-- PROBLEM STATEMENT --
Below are the records; copy each line in them that holds the word "start".

[Saved entries]

────

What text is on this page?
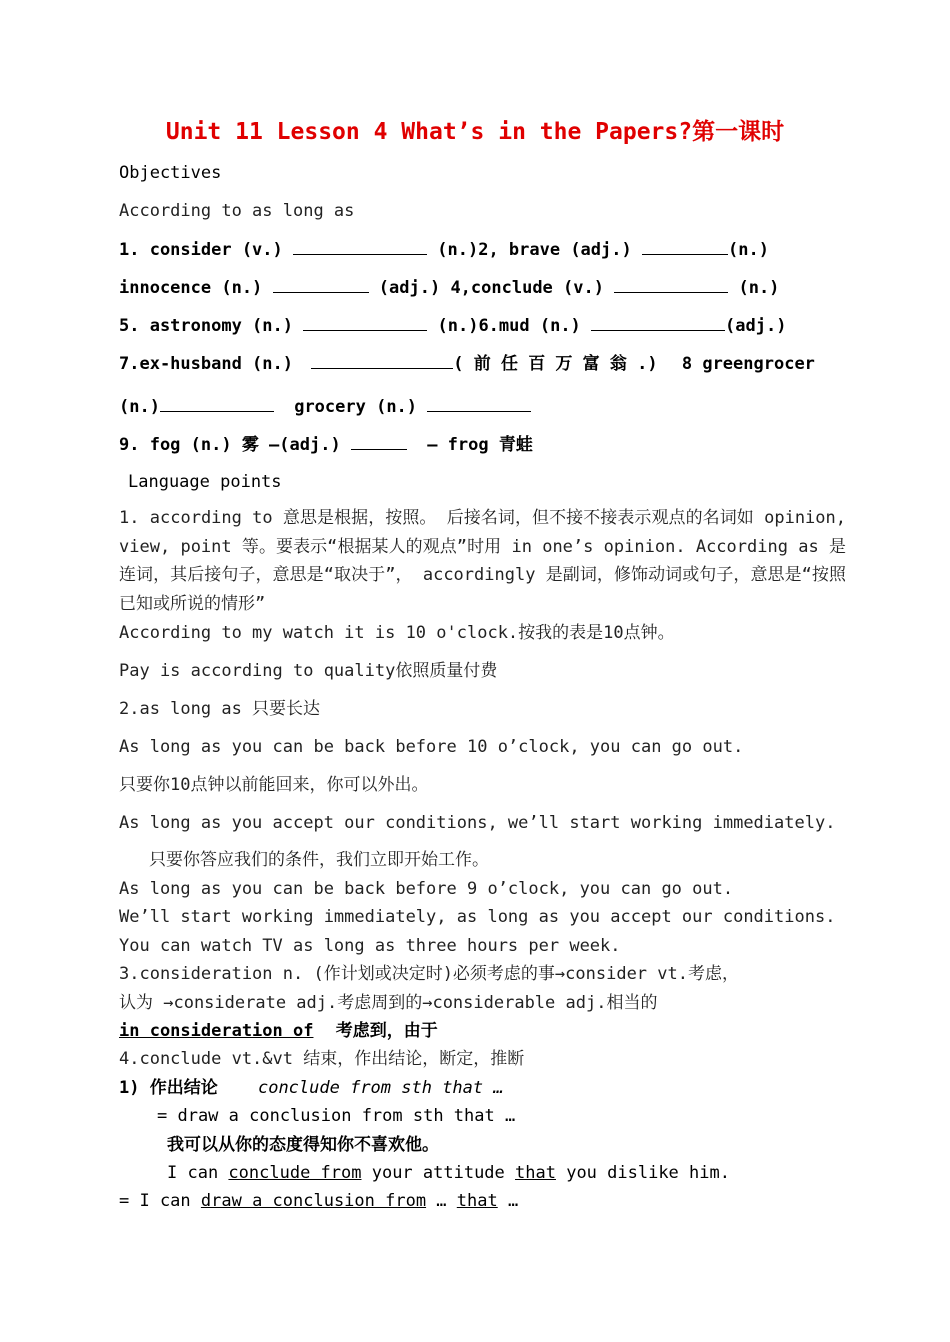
Unit 11 Lesson 4 What’s in the Papers?第一课时
Objectives
According to as long as
1. consider (v.)	(n.)2, brave (adj.)	(n.)
innocence (n.)	(adj.) 4,conclude (v.)	(n.)
5. astronomy (n.)	(n.)6.mud (n.)	(adj.)
7.ex-husband (n.)	( 前 任 百 万 富 翁 .) 8 greengrocer
(n.)	grocery (n.)
9. fog (n.) 雾 —(adj.)	— frog 青蛙
Language points
1. according to 意思是根据，按照。 后接名词，但不接不接表示观点的名词如 opinion, view, point 等。要表示“根据某人的观点”时用 in one’s opinion. According as 是连词，其后接句子，意思是“取决于”， accordingly 是副词，修饰动词或句子，意思是“按照已知或所说的情形”
According to my watch it is 10 o'clock.按我的表是10点钟。
Pay is according to quality依照质量付费
2.as long as 只要长达
As long as you can be back before 10 o’clock, you can go out.
只要你10点钟以前能回来，你可以外出。
As long as you accept our conditions, we’ll start working immediately.
只要你答应我们的条件，我们立即开始工作。
As long as you can be back before 9 o’clock, you can go out.
We’ll start working immediately, as long as you accept our conditions.
You can watch TV as long as three hours per week.
3.consideration n. (作计划或决定时)必须考虑的事→consider vt.考虑，
认为 →considerate adj.考虑周到的→considerable adj.相当的
in consideration of 考虑到，由于
4.conclude vt.&vt 结束，作出结论，断定，推断
1) 作出结论 conclude from sth that …
= draw a conclusion from sth that …
我可以从你的态度得知你不喜欢他。
I can conclude from your attitude that you dislike him.
= I can draw a conclusion from … that …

────

-- SOLUTION TO THE EXERCISE --
As long as you accept our conditions, we’ll start working immediately.
We’ll start working immediately, as long as you accept our conditions.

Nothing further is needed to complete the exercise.